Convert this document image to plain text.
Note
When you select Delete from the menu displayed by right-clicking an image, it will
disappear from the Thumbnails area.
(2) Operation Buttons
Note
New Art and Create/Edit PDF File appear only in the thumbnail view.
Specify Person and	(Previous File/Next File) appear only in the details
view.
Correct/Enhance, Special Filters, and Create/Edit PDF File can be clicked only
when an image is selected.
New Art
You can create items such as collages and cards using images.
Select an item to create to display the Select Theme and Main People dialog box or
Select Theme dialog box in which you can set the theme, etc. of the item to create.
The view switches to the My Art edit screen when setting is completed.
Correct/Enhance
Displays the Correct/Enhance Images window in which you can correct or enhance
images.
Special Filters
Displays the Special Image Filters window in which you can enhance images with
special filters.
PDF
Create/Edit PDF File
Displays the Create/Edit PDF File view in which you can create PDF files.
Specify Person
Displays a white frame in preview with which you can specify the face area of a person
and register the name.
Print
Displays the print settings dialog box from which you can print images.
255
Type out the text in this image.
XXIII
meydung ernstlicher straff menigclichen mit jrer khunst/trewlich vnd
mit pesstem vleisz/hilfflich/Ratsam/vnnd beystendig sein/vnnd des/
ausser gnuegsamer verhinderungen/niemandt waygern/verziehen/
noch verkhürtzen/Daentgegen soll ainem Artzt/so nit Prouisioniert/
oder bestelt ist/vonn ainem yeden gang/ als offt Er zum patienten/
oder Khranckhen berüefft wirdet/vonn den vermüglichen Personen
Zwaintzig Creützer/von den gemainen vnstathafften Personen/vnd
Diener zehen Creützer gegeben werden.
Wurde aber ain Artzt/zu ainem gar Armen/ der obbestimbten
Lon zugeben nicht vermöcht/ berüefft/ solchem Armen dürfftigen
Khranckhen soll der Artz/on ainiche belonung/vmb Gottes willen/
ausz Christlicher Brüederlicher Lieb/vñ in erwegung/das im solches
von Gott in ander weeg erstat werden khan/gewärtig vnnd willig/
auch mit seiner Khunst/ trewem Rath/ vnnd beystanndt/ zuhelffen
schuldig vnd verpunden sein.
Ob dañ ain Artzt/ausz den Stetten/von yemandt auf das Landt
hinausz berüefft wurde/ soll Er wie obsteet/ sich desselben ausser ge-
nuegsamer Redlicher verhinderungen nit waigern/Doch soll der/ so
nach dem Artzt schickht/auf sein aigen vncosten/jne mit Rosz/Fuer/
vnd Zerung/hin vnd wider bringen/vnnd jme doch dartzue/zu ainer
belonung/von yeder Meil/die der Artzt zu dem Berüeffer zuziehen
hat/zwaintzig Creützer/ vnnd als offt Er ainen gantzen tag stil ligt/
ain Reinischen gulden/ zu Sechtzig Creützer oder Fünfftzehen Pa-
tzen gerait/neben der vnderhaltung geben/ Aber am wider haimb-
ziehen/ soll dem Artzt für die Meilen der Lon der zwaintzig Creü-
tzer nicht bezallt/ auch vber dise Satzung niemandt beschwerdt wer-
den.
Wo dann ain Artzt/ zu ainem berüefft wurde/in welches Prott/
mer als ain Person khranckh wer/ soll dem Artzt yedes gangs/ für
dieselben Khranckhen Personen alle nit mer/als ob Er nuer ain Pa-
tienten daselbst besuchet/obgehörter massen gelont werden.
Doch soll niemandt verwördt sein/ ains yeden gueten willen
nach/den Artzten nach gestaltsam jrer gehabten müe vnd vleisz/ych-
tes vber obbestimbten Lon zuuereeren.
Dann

INSTRUCTIONS FOR THE TASK:
Repeat the material from above exactly, word for word.

OUTPUT:
Convert this document image to plain text.
Note
When you select Delete from the menu displayed by right-clicking an image, it will
disappear from the Thumbnails area.
(2) Operation Buttons
Note
New Art and Create/Edit PDF File appear only in the thumbnail view.
Specify Person and	(Previous File/Next File) appear only in the details
view.
Correct/Enhance, Special Filters, and Create/Edit PDF File can be clicked only
when an image is selected.
New Art
You can create items such as collages and cards using images.
Select an item to create to display the Select Theme and Main People dialog box or
Select Theme dialog box in which you can set the theme, etc. of the item to create.
The view switches to the My Art edit screen when setting is completed.
Correct/Enhance
Displays the Correct/Enhance Images window in which you can correct or enhance
images.
Special Filters
Displays the Special Image Filters window in which you can enhance images with
special filters.
PDF
Create/Edit PDF File
Displays the Create/Edit PDF File view in which you can create PDF files.
Specify Person
Displays a white frame in preview with which you can specify the face area of a person
and register the name.
Print
Displays the print settings dialog box from which you can print images.
255
Type out the text in this image.
XXIII
meydung ernstlicher straff menigclichen mit jrer khunst/trewlich vnd
mit pesstem vleisz/hilfflich/Ratsam/vnnd beystendig sein/vnnd des/
ausser gnuegsamer verhinderungen/niemandt waygern/verziehen/
noch verkhürtzen/Daentgegen soll ainem Artzt/so nit Prouisioniert/
oder bestelt ist/vonn ainem yeden gang/ als offt Er zum patienten/
oder Khranckhen berüefft wirdet/vonn den vermüglichen Personen
Zwaintzig Creützer/von den gemainen vnstathafften Personen/vnd
Diener zehen Creützer gegeben werden.
Wurde aber ain Artzt/zu ainem gar Armen/ der obbestimbten
Lon zugeben nicht vermöcht/ berüefft/ solchem Armen dürfftigen
Khranckhen soll der Artz/on ainiche belonung/vmb Gottes willen/
ausz Christlicher Brüederlicher Lieb/vñ in erwegung/das im solches
von Gott in ander weeg erstat werden khan/gewärtig vnnd willig/
auch mit seiner Khunst/ trewem Rath/ vnnd beystanndt/ zuhelffen
schuldig vnd verpunden sein.
Ob dañ ain Artzt/ausz den Stetten/von yemandt auf das Landt
hinausz berüefft wurde/ soll Er wie obsteet/ sich desselben ausser ge-
nuegsamer Redlicher verhinderungen nit waigern/Doch soll der/ so
nach dem Artzt schickht/auf sein aigen vncosten/jne mit Rosz/Fuer/
vnd Zerung/hin vnd wider bringen/vnnd jme doch dartzue/zu ainer
belonung/von yeder Meil/die der Artzt zu dem Berüeffer zuziehen
hat/zwaintzig Creützer/ vnnd als offt Er ainen gantzen tag stil ligt/
ain Reinischen gulden/ zu Sechtzig Creützer oder Fünfftzehen Pa-
tzen gerait/neben der vnderhaltung geben/ Aber am wider haimb-
ziehen/ soll dem Artzt für die Meilen der Lon der zwaintzig Creü-
tzer nicht bezallt/ auch vber dise Satzung niemandt beschwerdt wer-
den.
Wo dann ain Artzt/ zu ainem berüefft wurde/in welches Prott/
mer als ain Person khranckh wer/ soll dem Artzt yedes gangs/ für
dieselben Khranckhen Personen alle nit mer/als ob Er nuer ain Pa-
tienten daselbst besuchet/obgehörter massen gelont werden.
Doch soll niemandt verwördt sein/ ains yeden gueten willen
nach/den Artzten nach gestaltsam jrer gehabten müe vnd vleisz/ych-
tes vber obbestimbten Lon zuuereeren.
Dann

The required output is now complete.